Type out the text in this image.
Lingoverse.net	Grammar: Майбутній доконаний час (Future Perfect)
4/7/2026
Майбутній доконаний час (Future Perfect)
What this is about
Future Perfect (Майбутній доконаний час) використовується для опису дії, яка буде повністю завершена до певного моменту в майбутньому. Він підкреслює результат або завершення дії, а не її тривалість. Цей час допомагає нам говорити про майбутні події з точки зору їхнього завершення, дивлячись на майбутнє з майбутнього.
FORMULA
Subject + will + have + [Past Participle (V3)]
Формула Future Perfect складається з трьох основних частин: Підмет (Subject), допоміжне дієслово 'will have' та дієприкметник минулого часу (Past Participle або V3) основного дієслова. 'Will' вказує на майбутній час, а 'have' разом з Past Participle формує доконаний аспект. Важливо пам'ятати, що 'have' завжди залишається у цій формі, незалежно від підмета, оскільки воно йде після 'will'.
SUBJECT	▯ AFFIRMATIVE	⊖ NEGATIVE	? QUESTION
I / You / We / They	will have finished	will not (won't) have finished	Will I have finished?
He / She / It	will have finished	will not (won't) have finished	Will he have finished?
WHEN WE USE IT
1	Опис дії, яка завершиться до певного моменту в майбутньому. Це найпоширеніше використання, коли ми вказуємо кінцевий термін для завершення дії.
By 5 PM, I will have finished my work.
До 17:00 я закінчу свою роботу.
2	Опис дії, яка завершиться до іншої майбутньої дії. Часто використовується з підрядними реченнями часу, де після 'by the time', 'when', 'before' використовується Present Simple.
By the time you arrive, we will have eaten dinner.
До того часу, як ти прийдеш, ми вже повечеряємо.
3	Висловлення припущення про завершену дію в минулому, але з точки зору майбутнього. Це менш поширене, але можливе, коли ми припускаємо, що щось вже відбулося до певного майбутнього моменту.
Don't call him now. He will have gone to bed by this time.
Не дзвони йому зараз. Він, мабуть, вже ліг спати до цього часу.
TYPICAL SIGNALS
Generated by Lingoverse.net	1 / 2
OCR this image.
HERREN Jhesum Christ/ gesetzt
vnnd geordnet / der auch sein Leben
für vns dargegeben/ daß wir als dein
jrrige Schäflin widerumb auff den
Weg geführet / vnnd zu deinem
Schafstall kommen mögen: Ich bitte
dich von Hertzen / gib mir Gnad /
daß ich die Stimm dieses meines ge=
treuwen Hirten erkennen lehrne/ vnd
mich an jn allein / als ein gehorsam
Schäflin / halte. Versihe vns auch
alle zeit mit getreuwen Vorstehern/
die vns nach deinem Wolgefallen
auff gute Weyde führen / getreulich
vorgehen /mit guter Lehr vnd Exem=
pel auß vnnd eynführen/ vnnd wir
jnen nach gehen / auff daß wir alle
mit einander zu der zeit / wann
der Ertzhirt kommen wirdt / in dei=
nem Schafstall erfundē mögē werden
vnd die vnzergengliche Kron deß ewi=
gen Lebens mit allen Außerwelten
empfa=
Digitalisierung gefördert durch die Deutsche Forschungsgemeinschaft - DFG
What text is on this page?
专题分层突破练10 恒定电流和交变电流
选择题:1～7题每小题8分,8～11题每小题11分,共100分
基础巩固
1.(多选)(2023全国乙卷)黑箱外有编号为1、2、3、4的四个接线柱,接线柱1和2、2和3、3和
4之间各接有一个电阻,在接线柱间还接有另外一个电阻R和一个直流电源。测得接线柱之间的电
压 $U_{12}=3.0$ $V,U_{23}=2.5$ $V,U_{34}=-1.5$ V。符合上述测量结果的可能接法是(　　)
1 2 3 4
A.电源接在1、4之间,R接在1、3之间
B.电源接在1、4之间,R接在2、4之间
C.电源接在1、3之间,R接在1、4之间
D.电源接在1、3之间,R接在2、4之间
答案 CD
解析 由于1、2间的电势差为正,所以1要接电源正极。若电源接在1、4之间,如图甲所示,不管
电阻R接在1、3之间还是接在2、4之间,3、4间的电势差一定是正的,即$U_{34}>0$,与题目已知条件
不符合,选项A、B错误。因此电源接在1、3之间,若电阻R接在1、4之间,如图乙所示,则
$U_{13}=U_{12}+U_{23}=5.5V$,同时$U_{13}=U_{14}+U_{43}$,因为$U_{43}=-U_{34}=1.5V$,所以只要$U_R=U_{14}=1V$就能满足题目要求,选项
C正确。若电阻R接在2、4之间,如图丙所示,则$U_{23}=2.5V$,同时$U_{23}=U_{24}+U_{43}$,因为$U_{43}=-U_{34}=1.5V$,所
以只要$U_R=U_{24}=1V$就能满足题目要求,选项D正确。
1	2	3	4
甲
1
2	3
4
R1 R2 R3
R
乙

--

▶ [Task to complete]:
Determine how many lines of the listing above include the word "використовується", and report that number only.

▶ [Task result]:
2